EXERCISE ▸
Filter the listing and keep only the lines with the word "this".

INPUT MATERIAL ▸

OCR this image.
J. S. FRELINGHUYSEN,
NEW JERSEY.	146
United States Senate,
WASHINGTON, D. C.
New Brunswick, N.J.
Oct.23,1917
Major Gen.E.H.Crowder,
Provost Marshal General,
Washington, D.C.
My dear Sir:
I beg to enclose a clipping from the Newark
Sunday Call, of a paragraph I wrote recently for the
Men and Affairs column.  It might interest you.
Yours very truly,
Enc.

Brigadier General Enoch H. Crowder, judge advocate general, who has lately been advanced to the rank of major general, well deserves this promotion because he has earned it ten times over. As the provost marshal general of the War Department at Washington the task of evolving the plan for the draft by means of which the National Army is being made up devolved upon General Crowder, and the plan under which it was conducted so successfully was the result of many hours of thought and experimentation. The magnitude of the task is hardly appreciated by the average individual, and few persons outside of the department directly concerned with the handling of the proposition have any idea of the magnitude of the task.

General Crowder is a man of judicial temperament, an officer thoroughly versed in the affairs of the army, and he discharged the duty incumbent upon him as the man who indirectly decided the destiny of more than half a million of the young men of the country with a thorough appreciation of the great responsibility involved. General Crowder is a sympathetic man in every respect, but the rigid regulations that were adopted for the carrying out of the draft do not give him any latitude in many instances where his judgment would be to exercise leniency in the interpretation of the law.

FINAL RESULT ▸
OCR this image.
Brigadier General Enoch H. Crowder, judge advocate general, who has lately been advanced to the rank of major general, well deserves this promotion because he has earned it ten times over. As the provost marshal general of the War Department at Washington the task of evolving the plan for the draft by means of which the National Army is being made up devolved upon General Crowder, and the plan under which it was conducted so successfully was the result of many hours of thought and experimentation. The magnitude of the task is hardly appreciated by the average individual, and few persons outside of the department directly concerned with the handling of the proposition have any idea of the magnitude of the task.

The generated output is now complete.